**Source data**.

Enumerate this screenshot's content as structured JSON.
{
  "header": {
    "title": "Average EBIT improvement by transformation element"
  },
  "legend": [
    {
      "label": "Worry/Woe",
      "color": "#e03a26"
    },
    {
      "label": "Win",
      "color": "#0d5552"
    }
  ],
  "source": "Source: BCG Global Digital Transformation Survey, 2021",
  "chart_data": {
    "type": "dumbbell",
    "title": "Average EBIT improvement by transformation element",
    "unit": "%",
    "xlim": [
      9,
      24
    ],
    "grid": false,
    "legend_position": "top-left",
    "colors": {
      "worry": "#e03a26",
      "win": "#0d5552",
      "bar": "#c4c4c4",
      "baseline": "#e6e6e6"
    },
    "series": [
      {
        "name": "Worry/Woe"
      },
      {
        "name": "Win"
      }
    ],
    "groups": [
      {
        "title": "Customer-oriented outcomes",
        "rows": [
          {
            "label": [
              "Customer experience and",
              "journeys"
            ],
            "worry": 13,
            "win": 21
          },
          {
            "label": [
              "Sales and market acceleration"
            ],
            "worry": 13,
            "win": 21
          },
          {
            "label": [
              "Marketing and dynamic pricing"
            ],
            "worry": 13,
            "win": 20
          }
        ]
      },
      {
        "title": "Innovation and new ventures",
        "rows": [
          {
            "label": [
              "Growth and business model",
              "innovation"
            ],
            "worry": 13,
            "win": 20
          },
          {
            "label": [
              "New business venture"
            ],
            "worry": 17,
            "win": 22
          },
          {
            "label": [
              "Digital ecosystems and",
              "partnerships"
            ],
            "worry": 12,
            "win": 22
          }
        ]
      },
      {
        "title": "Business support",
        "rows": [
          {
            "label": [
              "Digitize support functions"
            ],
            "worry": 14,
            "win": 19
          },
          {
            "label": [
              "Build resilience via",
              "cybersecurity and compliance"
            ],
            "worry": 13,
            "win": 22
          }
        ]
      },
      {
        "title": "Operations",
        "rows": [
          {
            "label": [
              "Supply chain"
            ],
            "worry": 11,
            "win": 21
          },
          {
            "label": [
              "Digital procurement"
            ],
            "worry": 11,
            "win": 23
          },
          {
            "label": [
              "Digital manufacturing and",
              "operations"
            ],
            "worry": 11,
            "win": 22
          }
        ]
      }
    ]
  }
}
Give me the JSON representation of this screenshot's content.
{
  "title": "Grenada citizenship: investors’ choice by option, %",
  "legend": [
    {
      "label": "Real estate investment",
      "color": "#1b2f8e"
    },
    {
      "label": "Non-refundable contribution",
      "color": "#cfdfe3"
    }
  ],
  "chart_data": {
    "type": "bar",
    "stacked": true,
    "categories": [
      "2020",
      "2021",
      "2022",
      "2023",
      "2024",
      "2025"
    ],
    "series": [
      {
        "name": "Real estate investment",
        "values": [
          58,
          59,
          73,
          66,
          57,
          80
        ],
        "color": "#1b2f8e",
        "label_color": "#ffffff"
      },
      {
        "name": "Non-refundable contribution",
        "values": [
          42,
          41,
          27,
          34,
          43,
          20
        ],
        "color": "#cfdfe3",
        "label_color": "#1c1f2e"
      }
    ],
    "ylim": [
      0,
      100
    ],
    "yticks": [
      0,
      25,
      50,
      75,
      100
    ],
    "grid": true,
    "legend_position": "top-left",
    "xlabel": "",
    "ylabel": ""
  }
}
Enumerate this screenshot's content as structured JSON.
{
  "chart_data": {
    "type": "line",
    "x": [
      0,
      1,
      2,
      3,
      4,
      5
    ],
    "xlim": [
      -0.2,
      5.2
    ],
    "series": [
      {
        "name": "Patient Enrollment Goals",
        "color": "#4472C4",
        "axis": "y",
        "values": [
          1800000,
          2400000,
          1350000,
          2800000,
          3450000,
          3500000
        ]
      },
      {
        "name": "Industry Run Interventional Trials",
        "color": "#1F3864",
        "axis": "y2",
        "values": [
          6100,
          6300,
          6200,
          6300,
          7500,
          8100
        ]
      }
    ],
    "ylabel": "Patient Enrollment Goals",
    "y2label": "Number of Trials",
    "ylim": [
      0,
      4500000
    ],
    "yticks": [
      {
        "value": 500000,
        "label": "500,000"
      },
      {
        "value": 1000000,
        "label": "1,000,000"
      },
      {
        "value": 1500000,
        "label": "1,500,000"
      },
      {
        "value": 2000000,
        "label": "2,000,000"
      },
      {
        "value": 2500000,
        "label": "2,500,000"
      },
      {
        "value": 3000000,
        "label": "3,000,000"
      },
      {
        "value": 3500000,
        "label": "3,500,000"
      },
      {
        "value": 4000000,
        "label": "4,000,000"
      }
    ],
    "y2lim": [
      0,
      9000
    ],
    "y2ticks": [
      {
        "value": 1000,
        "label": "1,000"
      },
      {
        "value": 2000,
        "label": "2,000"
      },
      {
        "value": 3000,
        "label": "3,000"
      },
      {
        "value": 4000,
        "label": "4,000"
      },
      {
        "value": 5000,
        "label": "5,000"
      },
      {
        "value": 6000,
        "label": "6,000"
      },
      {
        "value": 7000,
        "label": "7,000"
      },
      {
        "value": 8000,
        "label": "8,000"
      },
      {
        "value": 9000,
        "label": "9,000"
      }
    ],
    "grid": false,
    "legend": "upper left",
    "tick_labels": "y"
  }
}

**Prompt**. Restate the data above word for word.

**Task answer**.
Enumerate this screenshot's content as structured JSON.
{
  "header": {
    "title": "Average EBIT improvement by transformation element"
  },
  "legend": [
    {
      "label": "Worry/Woe",
      "color": "#e03a26"
    },
    {
      "label": "Win",
      "color": "#0d5552"
    }
  ],
  "source": "Source: BCG Global Digital Transformation Survey, 2021",
  "chart_data": {
    "type": "dumbbell",
    "title": "Average EBIT improvement by transformation element",
    "unit": "%",
    "xlim": [
      9,
      24
    ],
    "grid": false,
    "legend_position": "top-left",
    "colors": {
      "worry": "#e03a26",
      "win": "#0d5552",
      "bar": "#c4c4c4",
      "baseline": "#e6e6e6"
    },
    "series": [
      {
        "name": "Worry/Woe"
      },
      {
        "name": "Win"
      }
    ],
    "groups": [
      {
        "title": "Customer-oriented outcomes",
        "rows": [
          {
            "label": [
              "Customer experience and",
              "journeys"
            ],
            "worry": 13,
            "win": 21
          },
          {
            "label": [
              "Sales and market acceleration"
            ],
            "worry": 13,
            "win": 21
          },
          {
            "label": [
              "Marketing and dynamic pricing"
            ],
            "worry": 13,
            "win": 20
          }
        ]
      },
      {
        "title": "Innovation and new ventures",
        "rows": [
          {
            "label": [
              "Growth and business model",
              "innovation"
            ],
            "worry": 13,
            "win": 20
          },
          {
            "label": [
              "New business venture"
            ],
            "worry": 17,
            "win": 22
          },
          {
            "label": [
              "Digital ecosystems and",
              "partnerships"
            ],
            "worry": 12,
            "win": 22
          }
        ]
      },
      {
        "title": "Business support",
        "rows": [
          {
            "label": [
              "Digitize support functions"
            ],
            "worry": 14,
            "win": 19
          },
          {
            "label": [
              "Build resilience via",
              "cybersecurity and compliance"
            ],
            "worry": 13,
            "win": 22
          }
        ]
      },
      {
        "title": "Operations",
        "rows": [
          {
            "label": [
              "Supply chain"
            ],
            "worry": 11,
            "win": 21
          },
          {
            "label": [
              "Digital procurement"
            ],
            "worry": 11,
            "win": 23
          },
          {
            "label": [
              "Digital manufacturing and",
              "operations"
            ],
            "worry": 11,
            "win": 22
          }
        ]
      }
    ]
  }
}
Give me the JSON representation of this screenshot's content.
{
  "title": "Grenada citizenship: investors’ choice by option, %",
  "legend": [
    {
      "label": "Real estate investment",
      "color": "#1b2f8e"
    },
    {
      "label": "Non-refundable contribution",
      "color": "#cfdfe3"
    }
  ],
  "chart_data": {
    "type": "bar",
    "stacked": true,
    "categories": [
      "2020",
      "2021",
      "2022",
      "2023",
      "2024",
      "2025"
    ],
    "series": [
      {
        "name": "Real estate investment",
        "values": [
          58,
          59,
          73,
          66,
          57,
          80
        ],
        "color": "#1b2f8e",
        "label_color": "#ffffff"
      },
      {
        "name": "Non-refundable contribution",
        "values": [
          42,
          41,
          27,
          34,
          43,
          20
        ],
        "color": "#cfdfe3",
        "label_color": "#1c1f2e"
      }
    ],
    "ylim": [
      0,
      100
    ],
    "yticks": [
      0,
      25,
      50,
      75,
      100
    ],
    "grid": true,
    "legend_position": "top-left",
    "xlabel": "",
    "ylabel": ""
  }
}
Enumerate this screenshot's content as structured JSON.
{
  "chart_data": {
    "type": "line",
    "x": [
      0,
      1,
      2,
      3,
      4,
      5
    ],
    "xlim": [
      -0.2,
      5.2
    ],
    "series": [
      {
        "name": "Patient Enrollment Goals",
        "color": "#4472C4",
        "axis": "y",
        "values": [
          1800000,
          2400000,
          1350000,
          2800000,
          3450000,
          3500000
        ]
      },
      {
        "name": "Industry Run Interventional Trials",
        "color": "#1F3864",
        "axis": "y2",
        "values": [
          6100,
          6300,
          6200,
          6300,
          7500,
          8100
        ]
      }
    ],
    "ylabel": "Patient Enrollment Goals",
    "y2label": "Number of Trials",
    "ylim": [
      0,
      4500000
    ],
    "yticks": [
      {
        "value": 500000,
        "label": "500,000"
      },
      {
        "value": 1000000,
        "label": "1,000,000"
      },
      {
        "value": 1500000,
        "label": "1,500,000"
      },
      {
        "value": 2000000,
        "label": "2,000,000"
      },
      {
        "value": 2500000,
        "label": "2,500,000"
      },
      {
        "value": 3000000,
        "label": "3,000,000"
      },
      {
        "value": 3500000,
        "label": "3,500,000"
      },
      {
        "value": 4000000,
        "label": "4,000,000"
      }
    ],
    "y2lim": [
      0,
      9000
    ],
    "y2ticks": [
      {
        "value": 1000,
        "label": "1,000"
      },
      {
        "value": 2000,
        "label": "2,000"
      },
      {
        "value": 3000,
        "label": "3,000"
      },
      {
        "value": 4000,
        "label": "4,000"
      },
      {
        "value": 5000,
        "label": "5,000"
      },
      {
        "value": 6000,
        "label": "6,000"
      },
      {
        "value": 7000,
        "label": "7,000"
      },
      {
        "value": 8000,
        "label": "8,000"
      },
      {
        "value": 9000,
        "label": "9,000"
      }
    ],
    "grid": false,
    "legend": "upper left",
    "tick_labels": "y"
  }
}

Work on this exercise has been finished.